WHAT IS BEING ASKED:
Reproduce the data exactly and drop any pictures it holds.

[Extracted data entries]
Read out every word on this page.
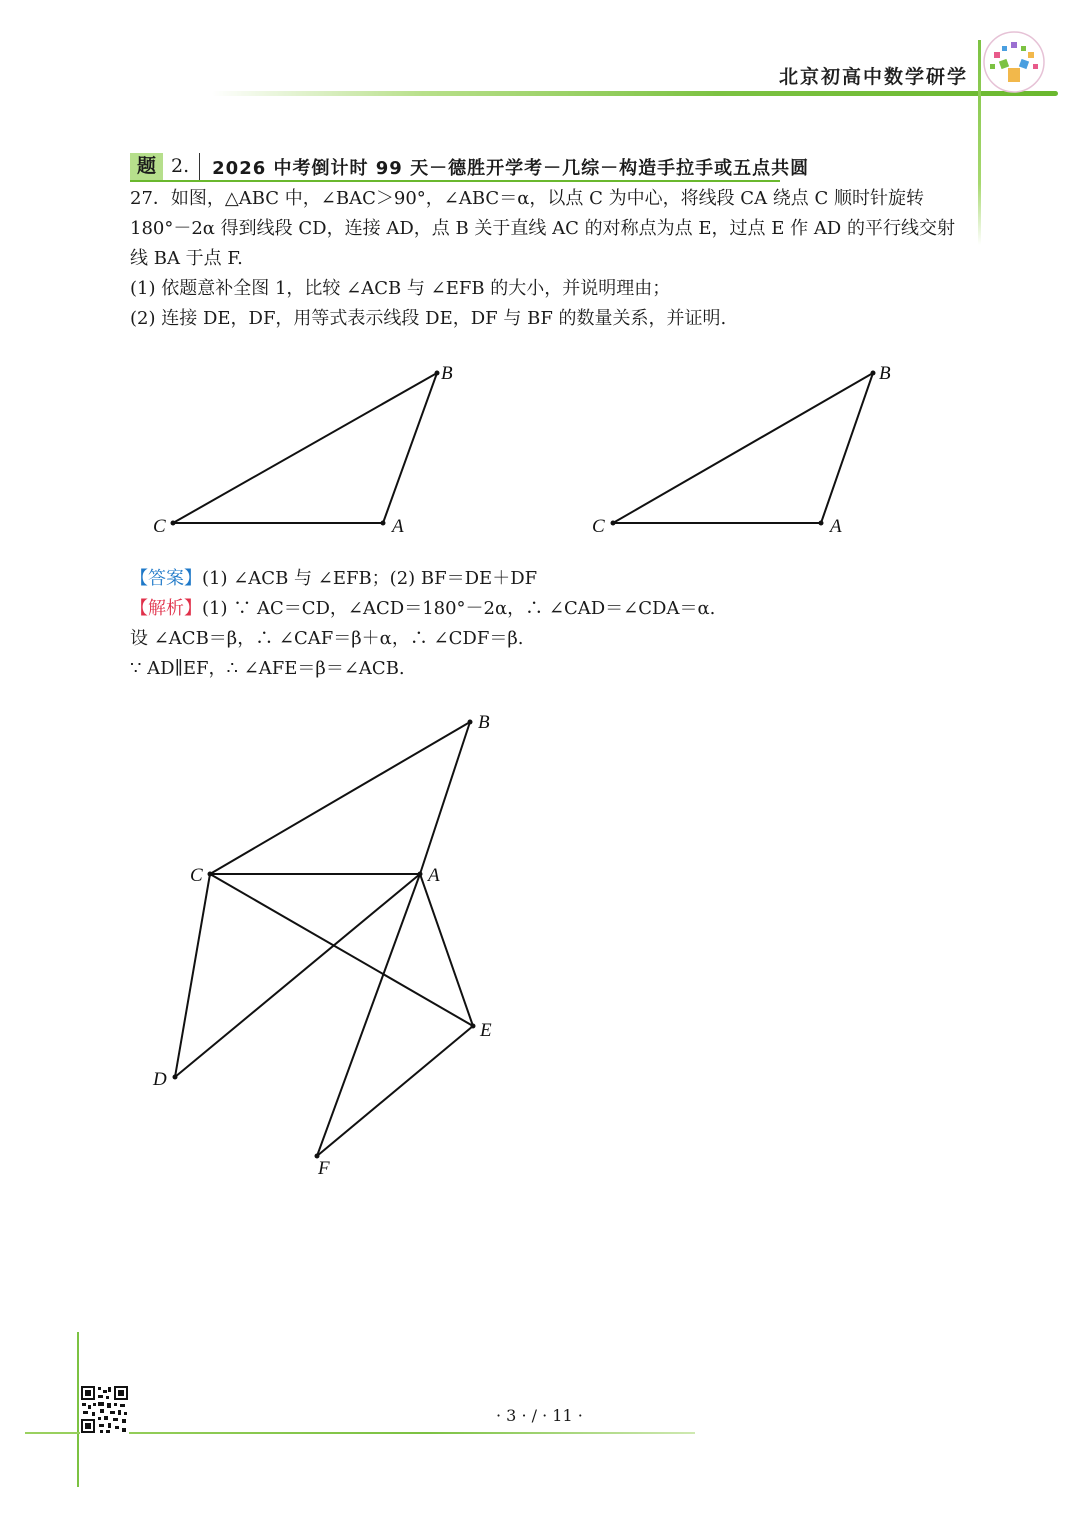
北京初高中数学研学
题 2.	2026 中考倒计时 99 天－德胜开学考－几综－构造手拉手或五点共圆
27．如图，△ABC 中，∠BAC＞90°，∠ABC＝α，以点 C 为中心，将线段 CA 绕点 C 顺时针旋转
180°－2α 得到线段 CD，连接 AD，点 B 关于直线 AC 的对称点为点 E，过点 E 作 AD 的平行线交射
线 BA 于点 F.
(1) 依题意补全图 1，比较 ∠ACB 与 ∠EFB 的大小，并说明理由；
(2) 连接 DE，DF，用等式表示线段 DE，DF 与 BF 的数量关系，并证明.
B
C	A
B
C	A
【答案】(1) ∠ACB 与 ∠EFB；(2) BF＝DE＋DF
【解析】(1) ∵ AC＝CD，∠ACD＝180°－2α，∴ ∠CAD＝∠CDA＝α.
设 ∠ACB＝β，∴ ∠CAF＝β＋α，∴ ∠CDF＝β.
∵ AD∥EF，∴ ∠AFE＝β＝∠ACB.
B
C	A
E
D
F
· 3 · / · 11 ·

ANSWER TO THIS PROBLEM:
Read out every word on this page.
北京初高中数学研学
题 2.	2026 中考倒计时 99 天－德胜开学考－几综－构造手拉手或五点共圆
27．如图，△ABC 中，∠BAC＞90°，∠ABC＝α，以点 C 为中心，将线段 CA 绕点 C 顺时针旋转
180°－2α 得到线段 CD，连接 AD，点 B 关于直线 AC 的对称点为点 E，过点 E 作 AD 的平行线交射
线 BA 于点 F.
(1) 依题意补全图 1，比较 ∠ACB 与 ∠EFB 的大小，并说明理由；
(2) 连接 DE，DF，用等式表示线段 DE，DF 与 BF 的数量关系，并证明.
B
C	A
B
C	A
【答案】(1) ∠ACB 与 ∠EFB；(2) BF＝DE＋DF
【解析】(1) ∵ AC＝CD，∠ACD＝180°－2α，∴ ∠CAD＝∠CDA＝α.
设 ∠ACB＝β，∴ ∠CAF＝β＋α，∴ ∠CDF＝β.
∵ AD∥EF，∴ ∠AFE＝β＝∠ACB.
B
C	A
E
D
F
· 3 · / · 11 ·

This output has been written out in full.